### What you have to do
For each line below that contains the string "data", copy that line.
─── Extracted records ───
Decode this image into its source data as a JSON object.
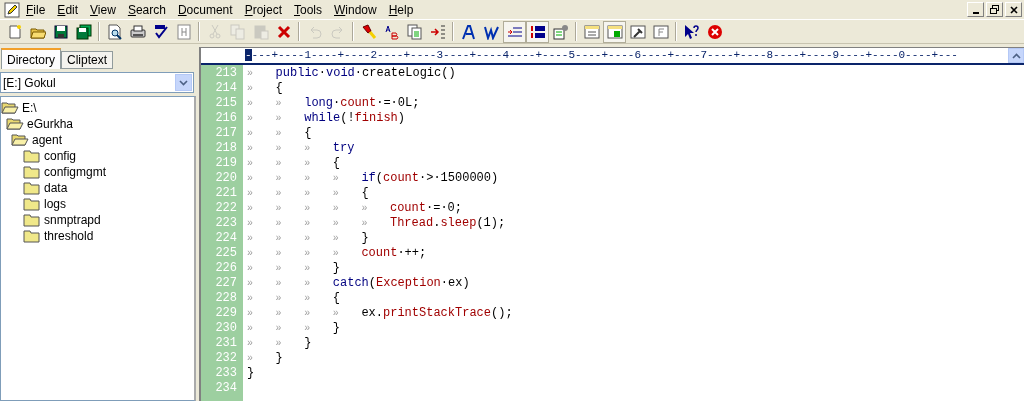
{
  "menu": [
    {
      "label": "File"
    },
    {
      "label": "Edit"
    },
    {
      "label": "View"
    },
    {
      "label": "Search"
    },
    {
      "label": "Document"
    },
    {
      "label": "Project"
    },
    {
      "label": "Tools"
    },
    {
      "label": "Window"
    },
    {
      "label": "Help"
    }
  ],
  "toolbar": [
    {
      "kind": "new",
      "disabled": false,
      "pressed": false
    },
    {
      "kind": "open",
      "disabled": false,
      "pressed": false
    },
    {
      "kind": "save",
      "disabled": false,
      "pressed": false
    },
    {
      "kind": "save-all",
      "disabled": false,
      "pressed": false
    },
    {
      "kind": "separator"
    },
    {
      "kind": "print-preview",
      "disabled": false,
      "pressed": false
    },
    {
      "kind": "print",
      "disabled": false,
      "pressed": false
    },
    {
      "kind": "spell",
      "disabled": false,
      "pressed": false
    },
    {
      "kind": "html",
      "disabled": false,
      "pressed": false
    },
    {
      "kind": "separator"
    },
    {
      "kind": "cut",
      "disabled": true,
      "pressed": false
    },
    {
      "kind": "copy",
      "disabled": true,
      "pressed": false
    },
    {
      "kind": "paste",
      "disabled": true,
      "pressed": false
    },
    {
      "kind": "delete",
      "disabled": false,
      "pressed": false
    },
    {
      "kind": "separator"
    },
    {
      "kind": "undo",
      "disabled": true,
      "pressed": false
    },
    {
      "kind": "redo",
      "disabled": true,
      "pressed": false
    },
    {
      "kind": "separator"
    },
    {
      "kind": "find",
      "disabled": false,
      "pressed": false
    },
    {
      "kind": "replace",
      "disabled": false,
      "pressed": false
    },
    {
      "kind": "pages",
      "disabled": false,
      "pressed": false
    },
    {
      "kind": "indent",
      "disabled": false,
      "pressed": false
    },
    {
      "kind": "separator"
    },
    {
      "kind": "font",
      "disabled": false,
      "pressed": false
    },
    {
      "kind": "word",
      "disabled": false,
      "pressed": false
    },
    {
      "kind": "wrap",
      "disabled": false,
      "pressed": true
    },
    {
      "kind": "line-numbers",
      "disabled": false,
      "pressed": true
    },
    {
      "kind": "settings",
      "disabled": false,
      "pressed": false
    },
    {
      "kind": "separator"
    },
    {
      "kind": "list",
      "disabled": false,
      "pressed": false
    },
    {
      "kind": "panel",
      "disabled": false,
      "pressed": true
    },
    {
      "kind": "tool",
      "disabled": false,
      "pressed": false
    },
    {
      "kind": "frame",
      "disabled": false,
      "pressed": false
    },
    {
      "kind": "separator"
    },
    {
      "kind": "help",
      "disabled": false,
      "pressed": false
    },
    {
      "kind": "stop",
      "disabled": false,
      "pressed": false
    }
  ],
  "sidebar": {
    "tabs": [
      {
        "label": "Directory",
        "selected": true
      },
      {
        "label": "Cliptext",
        "selected": false
      }
    ],
    "drive": "[E:] Gokul",
    "tree": [
      {
        "label": "E:\\",
        "expanded": true,
        "children": [
          {
            "label": "eGurkha",
            "expanded": true,
            "children": [
              {
                "label": "agent",
                "expanded": true,
                "children": [
                  {
                    "label": "config"
                  },
                  {
                    "label": "configmgmt"
                  },
                  {
                    "label": "data"
                  },
                  {
                    "label": "logs"
                  },
                  {
                    "label": "snmptrapd"
                  },
                  {
                    "label": "threshold"
                  }
                ]
              }
            ]
          }
        ]
      }
    ]
  },
  "editor": {
    "ruler": {
      "marker": "-",
      "scale": "---+----1----+----2----+----3----+----4----+----5----+----6----+----7----+----8----+----9----+----0----+---"
    },
    "lines": [
      {
        "number": "213",
        "indent": [
          "»"
        ],
        "tokens": [
          {
            "kind": "keyword",
            "text": "public"
          },
          {
            "kind": "plain",
            "text": "·"
          },
          {
            "kind": "keyword",
            "text": "void"
          },
          {
            "kind": "plain",
            "text": "·createLogic()"
          }
        ]
      },
      {
        "number": "214",
        "indent": [
          "»"
        ],
        "tokens": [
          {
            "kind": "plain",
            "text": "{"
          }
        ]
      },
      {
        "number": "215",
        "indent": [
          "»",
          "»"
        ],
        "tokens": [
          {
            "kind": "keyword",
            "text": "long"
          },
          {
            "kind": "plain",
            "text": "·"
          },
          {
            "kind": "name",
            "text": "count"
          },
          {
            "kind": "plain",
            "text": "·=·0L;"
          }
        ]
      },
      {
        "number": "216",
        "indent": [
          "»",
          "»"
        ],
        "tokens": [
          {
            "kind": "keyword",
            "text": "while"
          },
          {
            "kind": "plain",
            "text": "(!"
          },
          {
            "kind": "name",
            "text": "finish"
          },
          {
            "kind": "plain",
            "text": ")"
          }
        ]
      },
      {
        "number": "217",
        "indent": [
          "»",
          "»"
        ],
        "tokens": [
          {
            "kind": "plain",
            "text": "{"
          }
        ]
      },
      {
        "number": "218",
        "indent": [
          "»",
          "»",
          "»"
        ],
        "tokens": [
          {
            "kind": "keyword",
            "text": "try"
          }
        ]
      },
      {
        "number": "219",
        "indent": [
          "»",
          "»",
          "»"
        ],
        "tokens": [
          {
            "kind": "plain",
            "text": "{"
          }
        ]
      },
      {
        "number": "220",
        "indent": [
          "»",
          "»",
          "»",
          "»"
        ],
        "tokens": [
          {
            "kind": "keyword",
            "text": "if"
          },
          {
            "kind": "plain",
            "text": "("
          },
          {
            "kind": "name",
            "text": "count"
          },
          {
            "kind": "plain",
            "text": "·>·1500000)"
          }
        ]
      },
      {
        "number": "221",
        "indent": [
          "»",
          "»",
          "»",
          "»"
        ],
        "tokens": [
          {
            "kind": "plain",
            "text": "{"
          }
        ]
      },
      {
        "number": "222",
        "indent": [
          "»",
          "»",
          "»",
          "»",
          "»"
        ],
        "tokens": [
          {
            "kind": "name",
            "text": "count"
          },
          {
            "kind": "plain",
            "text": "·=·0;"
          }
        ]
      },
      {
        "number": "223",
        "indent": [
          "»",
          "»",
          "»",
          "»",
          "»"
        ],
        "tokens": [
          {
            "kind": "name",
            "text": "Thread"
          },
          {
            "kind": "plain",
            "text": "."
          },
          {
            "kind": "name",
            "text": "sleep"
          },
          {
            "kind": "plain",
            "text": "(1);"
          }
        ]
      },
      {
        "number": "224",
        "indent": [
          "»",
          "»",
          "»",
          "»"
        ],
        "tokens": [
          {
            "kind": "plain",
            "text": "}"
          }
        ]
      },
      {
        "number": "225",
        "indent": [
          "»",
          "»",
          "»",
          "»"
        ],
        "tokens": [
          {
            "kind": "name",
            "text": "count"
          },
          {
            "kind": "plain",
            "text": "·++;"
          }
        ]
      },
      {
        "number": "226",
        "indent": [
          "»",
          "»",
          "»"
        ],
        "tokens": [
          {
            "kind": "plain",
            "text": "}"
          }
        ]
      },
      {
        "number": "227",
        "indent": [
          "»",
          "»",
          "»"
        ],
        "tokens": [
          {
            "kind": "keyword",
            "text": "catch"
          },
          {
            "kind": "plain",
            "text": "("
          },
          {
            "kind": "name",
            "text": "Exception"
          },
          {
            "kind": "plain",
            "text": "·ex)"
          }
        ]
      },
      {
        "number": "228",
        "indent": [
          "»",
          "»",
          "»"
        ],
        "tokens": [
          {
            "kind": "plain",
            "text": "{"
          }
        ]
      },
      {
        "number": "229",
        "indent": [
          "»",
          "»",
          "»",
          "»"
        ],
        "tokens": [
          {
            "kind": "plain",
            "text": "ex."
          },
          {
            "kind": "name",
            "text": "printStackTrace"
          },
          {
            "kind": "plain",
            "text": "();"
          }
        ]
      },
      {
        "number": "230",
        "indent": [
          "»",
          "»",
          "»"
        ],
        "tokens": [
          {
            "kind": "plain",
            "text": "}"
          }
        ]
      },
      {
        "number": "231",
        "indent": [
          "»",
          "»"
        ],
        "tokens": [
          {
            "kind": "plain",
            "text": "}"
          }
        ]
      },
      {
        "number": "232",
        "indent": [
          "»"
        ],
        "tokens": [
          {
            "kind": "plain",
            "text": "}"
          }
        ]
      },
      {
        "number": "233",
        "tokens": [
          {
            "kind": "plain",
            "text": "}"
          }
        ]
      },
      {
        "number": "234"
      }
    ]
  }
}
───
### Exercise solution
Decode this image into its source data as a JSON object.
                    "label": "data"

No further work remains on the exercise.